Exercise details: All of the lines below are to be printed again exactly; images are excluded from the output.

Input:
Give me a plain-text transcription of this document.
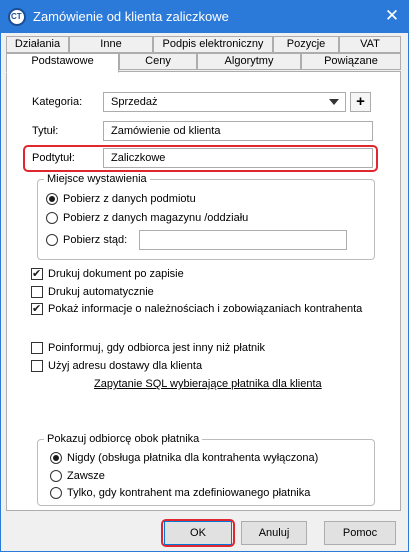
CT
Zamówienie od klienta zaliczkowe	✕
Działania	Inne	Podpis elektroniczny	Pozycje	VAT
Podstawowe	Ceny	Algorytmy	Powiązane
Kategoria:	Sprzedaż	+
Tytuł:	Zamówienie od klienta
Podtytuł:	Zaliczkowe
Miejsce wystawienia
Pobierz z danych podmiotu
Pobierz z danych magazynu /oddziału
Pobierz stąd:
✔
Drukuj dokument po zapisie
Drukuj automatycznie
✔
Pokaż informacje o należnościach i zobowiązaniach kontrahenta
Poinformuj, gdy odbiorca jest inny niż płatnik
Użyj adresu dostawy dla klienta
Zapytanie SQL wybierające płatnika dla klienta
Pokazuj odbiorcę obok płatnika
Nigdy (obsługa płatnika dla kontrahenta wyłączona)
Zawsze
Tylko, gdy kontrahent ma zdefiniowanego płatnika
OK	Anuluj	Pomoc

Reply to the exercise:
Give me a plain-text transcription of this document.
CT
Zamówienie od klienta zaliczkowe	✕
Działania	Inne	Podpis elektroniczny	Pozycje	VAT
Podstawowe	Ceny	Algorytmy	Powiązane
Kategoria:	Sprzedaż	+
Tytuł:	Zamówienie od klienta
Podtytuł:	Zaliczkowe
Miejsce wystawienia
Pobierz z danych podmiotu
Pobierz z danych magazynu /oddziału
Pobierz stąd:
✔
Drukuj dokument po zapisie
Drukuj automatycznie
✔
Pokaż informacje o należnościach i zobowiązaniach kontrahenta
Poinformuj, gdy odbiorca jest inny niż płatnik
Użyj adresu dostawy dla klienta
Zapytanie SQL wybierające płatnika dla klienta
Pokazuj odbiorcę obok płatnika
Nigdy (obsługa płatnika dla kontrahenta wyłączona)
Zawsze
Tylko, gdy kontrahent ma zdefiniowanego płatnika
OK	Anuluj	Pomoc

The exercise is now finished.